-- START Extracted material --

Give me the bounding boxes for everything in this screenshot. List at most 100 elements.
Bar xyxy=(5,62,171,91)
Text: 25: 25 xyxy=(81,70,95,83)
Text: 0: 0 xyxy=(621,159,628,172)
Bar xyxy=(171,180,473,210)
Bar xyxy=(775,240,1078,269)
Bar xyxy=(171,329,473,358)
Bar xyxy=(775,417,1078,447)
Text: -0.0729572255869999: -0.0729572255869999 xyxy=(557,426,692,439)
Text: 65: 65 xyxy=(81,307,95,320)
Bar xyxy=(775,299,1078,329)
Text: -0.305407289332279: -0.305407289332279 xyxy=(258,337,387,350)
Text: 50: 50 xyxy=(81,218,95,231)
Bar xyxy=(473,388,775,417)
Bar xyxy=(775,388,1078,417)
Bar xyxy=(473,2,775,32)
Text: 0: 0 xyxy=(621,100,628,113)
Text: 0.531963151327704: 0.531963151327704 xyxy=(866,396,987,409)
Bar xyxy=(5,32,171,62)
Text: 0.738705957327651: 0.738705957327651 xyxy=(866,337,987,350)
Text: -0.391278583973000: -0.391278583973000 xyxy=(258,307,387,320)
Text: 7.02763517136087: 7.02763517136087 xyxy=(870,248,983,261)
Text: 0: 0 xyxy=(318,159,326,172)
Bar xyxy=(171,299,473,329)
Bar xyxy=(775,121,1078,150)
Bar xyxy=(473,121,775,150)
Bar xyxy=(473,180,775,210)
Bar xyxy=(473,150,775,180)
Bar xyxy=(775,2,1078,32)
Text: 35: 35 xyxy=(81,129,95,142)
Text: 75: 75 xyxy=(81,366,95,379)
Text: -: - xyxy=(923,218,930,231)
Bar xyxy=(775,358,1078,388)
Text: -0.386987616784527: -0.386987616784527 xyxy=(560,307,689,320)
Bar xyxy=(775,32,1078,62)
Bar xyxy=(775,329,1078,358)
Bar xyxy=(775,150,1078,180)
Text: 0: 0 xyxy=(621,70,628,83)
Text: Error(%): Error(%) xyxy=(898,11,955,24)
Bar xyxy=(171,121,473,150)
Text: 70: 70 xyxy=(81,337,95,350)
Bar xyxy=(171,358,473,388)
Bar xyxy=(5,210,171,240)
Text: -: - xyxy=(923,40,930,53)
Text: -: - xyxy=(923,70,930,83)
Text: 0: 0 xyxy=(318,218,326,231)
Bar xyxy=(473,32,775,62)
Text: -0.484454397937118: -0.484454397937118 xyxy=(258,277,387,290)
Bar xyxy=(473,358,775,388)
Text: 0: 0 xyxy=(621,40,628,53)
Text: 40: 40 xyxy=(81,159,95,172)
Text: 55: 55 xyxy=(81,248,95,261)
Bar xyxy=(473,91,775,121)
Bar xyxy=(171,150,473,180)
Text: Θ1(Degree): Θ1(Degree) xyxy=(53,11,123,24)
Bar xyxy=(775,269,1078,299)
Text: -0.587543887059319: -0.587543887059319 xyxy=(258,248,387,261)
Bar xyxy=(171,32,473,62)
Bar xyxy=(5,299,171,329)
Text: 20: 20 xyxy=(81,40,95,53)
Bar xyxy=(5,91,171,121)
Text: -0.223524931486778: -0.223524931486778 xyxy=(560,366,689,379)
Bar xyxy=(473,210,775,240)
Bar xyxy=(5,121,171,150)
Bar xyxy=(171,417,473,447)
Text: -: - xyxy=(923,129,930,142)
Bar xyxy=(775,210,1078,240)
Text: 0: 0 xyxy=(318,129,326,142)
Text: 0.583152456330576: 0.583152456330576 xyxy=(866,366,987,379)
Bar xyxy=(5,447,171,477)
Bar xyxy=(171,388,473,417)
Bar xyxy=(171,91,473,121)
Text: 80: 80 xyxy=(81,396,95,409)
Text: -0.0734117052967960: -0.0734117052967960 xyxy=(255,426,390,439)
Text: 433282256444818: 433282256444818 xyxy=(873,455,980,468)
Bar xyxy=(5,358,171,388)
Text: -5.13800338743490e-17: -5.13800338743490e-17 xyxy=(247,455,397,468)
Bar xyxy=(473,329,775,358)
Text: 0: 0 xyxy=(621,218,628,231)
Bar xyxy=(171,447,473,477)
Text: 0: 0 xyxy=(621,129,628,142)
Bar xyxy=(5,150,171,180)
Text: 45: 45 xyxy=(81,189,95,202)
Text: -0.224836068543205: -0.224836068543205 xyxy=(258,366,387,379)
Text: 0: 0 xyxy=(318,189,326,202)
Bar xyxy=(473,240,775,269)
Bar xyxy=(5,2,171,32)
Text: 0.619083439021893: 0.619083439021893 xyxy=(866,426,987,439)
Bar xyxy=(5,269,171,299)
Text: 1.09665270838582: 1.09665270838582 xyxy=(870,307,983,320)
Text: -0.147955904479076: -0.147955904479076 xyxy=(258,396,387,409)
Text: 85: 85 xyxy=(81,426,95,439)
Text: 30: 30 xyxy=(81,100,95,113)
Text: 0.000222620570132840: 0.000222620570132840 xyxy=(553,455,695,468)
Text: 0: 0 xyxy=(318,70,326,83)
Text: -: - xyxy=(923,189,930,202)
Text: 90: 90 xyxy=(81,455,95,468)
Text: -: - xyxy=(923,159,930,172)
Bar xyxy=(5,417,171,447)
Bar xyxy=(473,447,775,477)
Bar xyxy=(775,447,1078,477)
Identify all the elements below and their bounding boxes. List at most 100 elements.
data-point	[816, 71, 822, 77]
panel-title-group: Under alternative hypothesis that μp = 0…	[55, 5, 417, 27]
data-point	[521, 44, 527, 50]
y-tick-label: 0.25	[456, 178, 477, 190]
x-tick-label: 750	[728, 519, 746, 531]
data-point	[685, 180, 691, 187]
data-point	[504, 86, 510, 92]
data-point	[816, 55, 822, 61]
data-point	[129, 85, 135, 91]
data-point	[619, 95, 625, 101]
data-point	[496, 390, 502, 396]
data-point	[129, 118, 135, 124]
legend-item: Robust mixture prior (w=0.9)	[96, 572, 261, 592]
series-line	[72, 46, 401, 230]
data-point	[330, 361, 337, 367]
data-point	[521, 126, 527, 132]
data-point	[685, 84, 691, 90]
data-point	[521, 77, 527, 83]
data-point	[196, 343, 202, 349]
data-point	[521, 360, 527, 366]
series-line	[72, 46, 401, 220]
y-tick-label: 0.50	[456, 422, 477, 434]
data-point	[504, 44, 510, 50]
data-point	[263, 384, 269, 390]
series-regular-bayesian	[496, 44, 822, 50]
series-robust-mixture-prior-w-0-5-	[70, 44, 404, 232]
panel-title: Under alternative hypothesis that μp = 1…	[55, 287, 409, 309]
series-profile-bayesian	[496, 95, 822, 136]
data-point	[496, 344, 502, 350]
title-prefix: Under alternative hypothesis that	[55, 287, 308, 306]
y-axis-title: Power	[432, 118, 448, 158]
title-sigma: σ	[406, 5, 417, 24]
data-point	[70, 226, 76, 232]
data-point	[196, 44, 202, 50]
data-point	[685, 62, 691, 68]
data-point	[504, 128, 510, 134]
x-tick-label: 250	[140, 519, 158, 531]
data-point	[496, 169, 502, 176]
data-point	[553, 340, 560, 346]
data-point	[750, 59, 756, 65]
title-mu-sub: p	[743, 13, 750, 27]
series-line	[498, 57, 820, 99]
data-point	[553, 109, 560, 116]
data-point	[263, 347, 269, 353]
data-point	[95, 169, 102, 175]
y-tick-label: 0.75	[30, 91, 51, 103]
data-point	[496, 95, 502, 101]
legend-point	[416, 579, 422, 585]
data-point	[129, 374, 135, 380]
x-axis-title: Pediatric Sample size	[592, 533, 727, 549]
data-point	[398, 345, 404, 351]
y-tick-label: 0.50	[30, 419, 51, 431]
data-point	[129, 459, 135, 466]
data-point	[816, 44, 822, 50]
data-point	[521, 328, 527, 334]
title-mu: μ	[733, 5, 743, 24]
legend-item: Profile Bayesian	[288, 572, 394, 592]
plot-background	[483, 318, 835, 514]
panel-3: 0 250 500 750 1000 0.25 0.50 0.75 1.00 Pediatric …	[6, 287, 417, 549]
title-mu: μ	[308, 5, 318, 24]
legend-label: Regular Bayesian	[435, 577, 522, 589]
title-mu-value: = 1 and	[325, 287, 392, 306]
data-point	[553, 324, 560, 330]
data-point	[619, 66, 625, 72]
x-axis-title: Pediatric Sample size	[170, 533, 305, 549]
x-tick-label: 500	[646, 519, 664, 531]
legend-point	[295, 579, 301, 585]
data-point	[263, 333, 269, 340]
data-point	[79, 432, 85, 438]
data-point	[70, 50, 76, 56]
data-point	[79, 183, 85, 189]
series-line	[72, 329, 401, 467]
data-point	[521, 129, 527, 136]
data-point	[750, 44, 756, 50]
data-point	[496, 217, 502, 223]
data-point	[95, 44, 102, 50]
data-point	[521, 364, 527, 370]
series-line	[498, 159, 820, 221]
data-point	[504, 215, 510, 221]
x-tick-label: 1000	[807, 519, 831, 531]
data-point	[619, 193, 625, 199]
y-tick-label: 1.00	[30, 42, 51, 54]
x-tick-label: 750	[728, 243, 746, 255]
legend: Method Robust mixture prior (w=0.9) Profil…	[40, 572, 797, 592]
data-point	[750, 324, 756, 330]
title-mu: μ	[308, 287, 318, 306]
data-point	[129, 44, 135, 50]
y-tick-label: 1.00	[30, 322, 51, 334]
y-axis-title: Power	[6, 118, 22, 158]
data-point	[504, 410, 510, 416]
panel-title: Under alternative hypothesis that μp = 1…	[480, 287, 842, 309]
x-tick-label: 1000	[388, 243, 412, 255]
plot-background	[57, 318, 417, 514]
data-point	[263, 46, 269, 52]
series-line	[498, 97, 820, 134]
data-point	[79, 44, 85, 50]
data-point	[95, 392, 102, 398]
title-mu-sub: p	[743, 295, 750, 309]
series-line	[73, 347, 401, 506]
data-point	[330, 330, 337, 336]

-- END Extracted material --

What you need to do:
Please turn the part of the listing that opens with its first line and closes with the line containing "Bar xyxy=(5,32,171,62)", both ends included, into a numbered list, leaving out any blank lines.

Output for this exercise:
1. Give me the bounding boxes for everything in this screenshot. List at most 100 elements.
2. Bar xyxy=(5,62,171,91)
3. Text: 25: 25 xyxy=(81,70,95,83)
4. Text: 0: 0 xyxy=(621,159,628,172)
5. Bar xyxy=(171,180,473,210)
6. Bar xyxy=(775,240,1078,269)
7. Bar xyxy=(171,329,473,358)
8. Bar xyxy=(775,417,1078,447)
9. Text: -0.0729572255869999: -0.0729572255869999 xyxy=(557,426,692,439)
10. Text: 65: 65 xyxy=(81,307,95,320)
11. Bar xyxy=(775,299,1078,329)
12. Text: -0.305407289332279: -0.305407289332279 xyxy=(258,337,387,350)
13. Text: 50: 50 xyxy=(81,218,95,231)
14. Bar xyxy=(473,388,775,417)
15. Bar xyxy=(775,388,1078,417)
16. Bar xyxy=(473,2,775,32)
17. Text: 0: 0 xyxy=(621,100,628,113)
18. Text: 0.531963151327704: 0.531963151327704 xyxy=(866,396,987,409)
19. Bar xyxy=(5,32,171,62)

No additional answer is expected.